=== SUPPLIED RECORDS ===
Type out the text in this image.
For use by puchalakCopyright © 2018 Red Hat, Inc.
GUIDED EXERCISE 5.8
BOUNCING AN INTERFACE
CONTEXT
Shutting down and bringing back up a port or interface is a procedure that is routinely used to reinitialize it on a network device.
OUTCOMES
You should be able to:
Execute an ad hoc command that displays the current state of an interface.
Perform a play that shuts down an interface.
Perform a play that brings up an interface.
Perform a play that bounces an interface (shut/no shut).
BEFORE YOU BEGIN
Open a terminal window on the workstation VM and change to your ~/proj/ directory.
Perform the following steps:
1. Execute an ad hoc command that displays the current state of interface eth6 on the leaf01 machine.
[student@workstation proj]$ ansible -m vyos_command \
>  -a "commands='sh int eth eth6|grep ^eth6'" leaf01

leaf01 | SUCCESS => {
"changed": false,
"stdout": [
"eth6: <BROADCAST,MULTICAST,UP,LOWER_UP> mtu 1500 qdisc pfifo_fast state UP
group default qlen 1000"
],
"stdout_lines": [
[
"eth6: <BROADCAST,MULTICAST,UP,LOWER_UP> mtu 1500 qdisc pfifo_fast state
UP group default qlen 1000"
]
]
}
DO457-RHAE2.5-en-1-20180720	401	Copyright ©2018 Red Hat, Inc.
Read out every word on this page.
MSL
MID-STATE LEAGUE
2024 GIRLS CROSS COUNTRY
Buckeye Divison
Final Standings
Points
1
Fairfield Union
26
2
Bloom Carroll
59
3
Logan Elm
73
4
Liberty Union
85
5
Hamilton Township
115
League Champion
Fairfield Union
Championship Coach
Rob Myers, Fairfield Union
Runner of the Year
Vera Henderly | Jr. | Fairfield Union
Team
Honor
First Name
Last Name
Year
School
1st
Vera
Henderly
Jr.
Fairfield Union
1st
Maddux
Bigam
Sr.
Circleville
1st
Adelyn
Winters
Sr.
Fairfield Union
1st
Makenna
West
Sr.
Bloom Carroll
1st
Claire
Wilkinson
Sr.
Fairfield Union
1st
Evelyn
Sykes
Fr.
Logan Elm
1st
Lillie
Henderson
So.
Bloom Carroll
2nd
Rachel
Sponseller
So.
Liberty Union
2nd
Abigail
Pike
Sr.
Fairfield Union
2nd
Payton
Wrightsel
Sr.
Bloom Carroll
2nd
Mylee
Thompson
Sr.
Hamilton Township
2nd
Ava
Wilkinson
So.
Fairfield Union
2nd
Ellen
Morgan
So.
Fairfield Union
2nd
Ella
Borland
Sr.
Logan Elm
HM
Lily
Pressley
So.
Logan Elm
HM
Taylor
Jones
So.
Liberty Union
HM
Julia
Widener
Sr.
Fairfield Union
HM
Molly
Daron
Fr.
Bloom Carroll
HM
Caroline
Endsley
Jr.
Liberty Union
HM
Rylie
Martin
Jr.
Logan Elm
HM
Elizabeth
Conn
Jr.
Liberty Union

=== BRIEF ===
Copy out all lines from the material above that contain the string "qlen".

=== REPLY TO THE TASK ===
group default qlen 1000"
UP group default qlen 1000"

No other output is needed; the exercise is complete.